CHALLENGE.
Every entry that follows should be reproduced exactly.

RECORDS FOR THE TASK.
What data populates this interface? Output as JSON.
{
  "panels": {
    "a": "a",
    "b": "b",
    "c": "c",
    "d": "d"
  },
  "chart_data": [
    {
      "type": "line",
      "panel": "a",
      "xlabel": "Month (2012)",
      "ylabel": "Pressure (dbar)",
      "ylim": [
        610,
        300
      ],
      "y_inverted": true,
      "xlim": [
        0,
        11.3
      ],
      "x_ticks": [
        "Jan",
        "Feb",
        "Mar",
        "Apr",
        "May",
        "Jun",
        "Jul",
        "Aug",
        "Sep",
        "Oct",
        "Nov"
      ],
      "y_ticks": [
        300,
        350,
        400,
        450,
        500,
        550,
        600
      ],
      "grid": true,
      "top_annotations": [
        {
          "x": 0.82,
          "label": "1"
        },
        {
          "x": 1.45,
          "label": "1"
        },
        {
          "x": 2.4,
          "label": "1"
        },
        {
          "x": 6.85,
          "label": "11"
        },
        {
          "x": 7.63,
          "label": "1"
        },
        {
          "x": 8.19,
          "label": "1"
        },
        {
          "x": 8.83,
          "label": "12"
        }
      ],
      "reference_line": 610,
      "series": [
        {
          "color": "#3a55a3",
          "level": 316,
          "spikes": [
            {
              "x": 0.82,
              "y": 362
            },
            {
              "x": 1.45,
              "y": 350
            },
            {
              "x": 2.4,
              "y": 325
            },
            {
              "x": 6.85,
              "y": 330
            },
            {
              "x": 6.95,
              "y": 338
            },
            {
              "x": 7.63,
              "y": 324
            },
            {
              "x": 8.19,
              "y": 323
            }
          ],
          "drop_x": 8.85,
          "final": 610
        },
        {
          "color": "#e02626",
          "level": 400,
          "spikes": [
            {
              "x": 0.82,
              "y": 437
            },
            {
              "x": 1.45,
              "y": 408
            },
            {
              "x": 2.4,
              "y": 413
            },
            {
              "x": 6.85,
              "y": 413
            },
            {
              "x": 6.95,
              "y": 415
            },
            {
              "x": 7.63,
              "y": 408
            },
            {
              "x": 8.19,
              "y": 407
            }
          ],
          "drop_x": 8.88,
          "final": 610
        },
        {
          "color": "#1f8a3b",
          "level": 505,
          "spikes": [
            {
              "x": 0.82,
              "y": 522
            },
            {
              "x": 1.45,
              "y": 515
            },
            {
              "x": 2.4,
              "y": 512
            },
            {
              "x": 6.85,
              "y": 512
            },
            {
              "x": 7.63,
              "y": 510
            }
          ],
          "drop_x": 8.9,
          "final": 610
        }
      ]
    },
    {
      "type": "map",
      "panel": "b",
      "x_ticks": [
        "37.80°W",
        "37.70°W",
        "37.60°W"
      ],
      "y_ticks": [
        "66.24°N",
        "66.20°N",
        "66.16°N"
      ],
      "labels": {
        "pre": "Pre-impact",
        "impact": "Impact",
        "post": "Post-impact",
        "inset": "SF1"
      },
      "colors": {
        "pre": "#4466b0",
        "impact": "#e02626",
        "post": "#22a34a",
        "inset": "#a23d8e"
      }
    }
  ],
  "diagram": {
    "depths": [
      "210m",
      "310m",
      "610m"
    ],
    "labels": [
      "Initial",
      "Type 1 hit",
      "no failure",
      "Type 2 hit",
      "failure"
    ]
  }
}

FULL SOLUTION.
What data populates this interface? Output as JSON.
{
  "panels": {
    "a": "a",
    "b": "b",
    "c": "c",
    "d": "d"
  },
  "chart_data": [
    {
      "type": "line",
      "panel": "a",
      "xlabel": "Month (2012)",
      "ylabel": "Pressure (dbar)",
      "ylim": [
        610,
        300
      ],
      "y_inverted": true,
      "xlim": [
        0,
        11.3
      ],
      "x_ticks": [
        "Jan",
        "Feb",
        "Mar",
        "Apr",
        "May",
        "Jun",
        "Jul",
        "Aug",
        "Sep",
        "Oct",
        "Nov"
      ],
      "y_ticks": [
        300,
        350,
        400,
        450,
        500,
        550,
        600
      ],
      "grid": true,
      "top_annotations": [
        {
          "x": 0.82,
          "label": "1"
        },
        {
          "x": 1.45,
          "label": "1"
        },
        {
          "x": 2.4,
          "label": "1"
        },
        {
          "x": 6.85,
          "label": "11"
        },
        {
          "x": 7.63,
          "label": "1"
        },
        {
          "x": 8.19,
          "label": "1"
        },
        {
          "x": 8.83,
          "label": "12"
        }
      ],
      "reference_line": 610,
      "series": [
        {
          "color": "#3a55a3",
          "level": 316,
          "spikes": [
            {
              "x": 0.82,
              "y": 362
            },
            {
              "x": 1.45,
              "y": 350
            },
            {
              "x": 2.4,
              "y": 325
            },
            {
              "x": 6.85,
              "y": 330
            },
            {
              "x": 6.95,
              "y": 338
            },
            {
              "x": 7.63,
              "y": 324
            },
            {
              "x": 8.19,
              "y": 323
            }
          ],
          "drop_x": 8.85,
          "final": 610
        },
        {
          "color": "#e02626",
          "level": 400,
          "spikes": [
            {
              "x": 0.82,
              "y": 437
            },
            {
              "x": 1.45,
              "y": 408
            },
            {
              "x": 2.4,
              "y": 413
            },
            {
              "x": 6.85,
              "y": 413
            },
            {
              "x": 6.95,
              "y": 415
            },
            {
              "x": 7.63,
              "y": 408
            },
            {
              "x": 8.19,
              "y": 407
            }
          ],
          "drop_x": 8.88,
          "final": 610
        },
        {
          "color": "#1f8a3b",
          "level": 505,
          "spikes": [
            {
              "x": 0.82,
              "y": 522
            },
            {
              "x": 1.45,
              "y": 515
            },
            {
              "x": 2.4,
              "y": 512
            },
            {
              "x": 6.85,
              "y": 512
            },
            {
              "x": 7.63,
              "y": 510
            }
          ],
          "drop_x": 8.9,
          "final": 610
        }
      ]
    },
    {
      "type": "map",
      "panel": "b",
      "x_ticks": [
        "37.80°W",
        "37.70°W",
        "37.60°W"
      ],
      "y_ticks": [
        "66.24°N",
        "66.20°N",
        "66.16°N"
      ],
      "labels": {
        "pre": "Pre-impact",
        "impact": "Impact",
        "post": "Post-impact",
        "inset": "SF1"
      },
      "colors": {
        "pre": "#4466b0",
        "impact": "#e02626",
        "post": "#22a34a",
        "inset": "#a23d8e"
      }
    }
  ],
  "diagram": {
    "depths": [
      "210m",
      "310m",
      "610m"
    ],
    "labels": [
      "Initial",
      "Type 1 hit",
      "no failure",
      "Type 2 hit",
      "failure"
    ]
  }
}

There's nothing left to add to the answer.